- [THE PROBLEM]: Below are the records; locate each line with the word "this" and copy it.

- [RECORDED INFORMATION]:
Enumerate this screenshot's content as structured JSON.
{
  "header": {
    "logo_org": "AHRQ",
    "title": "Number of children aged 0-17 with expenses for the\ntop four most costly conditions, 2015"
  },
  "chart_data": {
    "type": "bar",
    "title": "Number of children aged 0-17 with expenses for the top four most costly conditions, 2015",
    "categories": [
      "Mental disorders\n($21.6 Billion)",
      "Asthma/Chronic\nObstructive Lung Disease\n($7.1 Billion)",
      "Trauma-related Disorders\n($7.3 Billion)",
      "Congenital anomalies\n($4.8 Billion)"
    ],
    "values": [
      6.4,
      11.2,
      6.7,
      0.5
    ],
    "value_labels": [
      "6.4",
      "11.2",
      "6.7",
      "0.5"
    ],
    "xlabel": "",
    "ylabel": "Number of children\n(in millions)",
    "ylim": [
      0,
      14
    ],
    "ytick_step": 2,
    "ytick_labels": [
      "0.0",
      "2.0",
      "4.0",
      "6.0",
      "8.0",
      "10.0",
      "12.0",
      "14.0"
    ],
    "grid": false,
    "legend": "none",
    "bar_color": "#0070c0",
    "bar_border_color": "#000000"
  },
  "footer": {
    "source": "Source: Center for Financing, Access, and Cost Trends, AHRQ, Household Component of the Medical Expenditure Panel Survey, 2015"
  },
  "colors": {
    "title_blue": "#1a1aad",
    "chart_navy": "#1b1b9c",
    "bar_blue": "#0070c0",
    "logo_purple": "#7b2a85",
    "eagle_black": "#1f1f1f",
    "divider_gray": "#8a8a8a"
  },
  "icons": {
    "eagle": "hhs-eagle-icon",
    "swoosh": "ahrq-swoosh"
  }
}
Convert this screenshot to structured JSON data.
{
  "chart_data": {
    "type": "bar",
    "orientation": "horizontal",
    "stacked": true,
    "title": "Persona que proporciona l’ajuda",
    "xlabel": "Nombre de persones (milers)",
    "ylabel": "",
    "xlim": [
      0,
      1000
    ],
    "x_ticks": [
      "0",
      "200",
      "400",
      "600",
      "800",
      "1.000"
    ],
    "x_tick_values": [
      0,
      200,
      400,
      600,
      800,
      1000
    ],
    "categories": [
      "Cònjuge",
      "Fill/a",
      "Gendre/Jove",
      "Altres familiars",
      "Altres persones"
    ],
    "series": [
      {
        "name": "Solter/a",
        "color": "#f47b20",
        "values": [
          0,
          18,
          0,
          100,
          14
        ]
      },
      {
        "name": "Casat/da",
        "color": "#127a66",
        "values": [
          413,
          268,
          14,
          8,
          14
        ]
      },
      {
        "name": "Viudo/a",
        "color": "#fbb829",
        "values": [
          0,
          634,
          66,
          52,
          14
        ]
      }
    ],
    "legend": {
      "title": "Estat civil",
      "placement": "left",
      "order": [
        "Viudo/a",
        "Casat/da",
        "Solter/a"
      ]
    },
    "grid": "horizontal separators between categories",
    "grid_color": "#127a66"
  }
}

- [COMPLETE RESPONSE]:
Enumerate this screenshot's content as structured JSON.
Convert this screenshot to structured JSON data.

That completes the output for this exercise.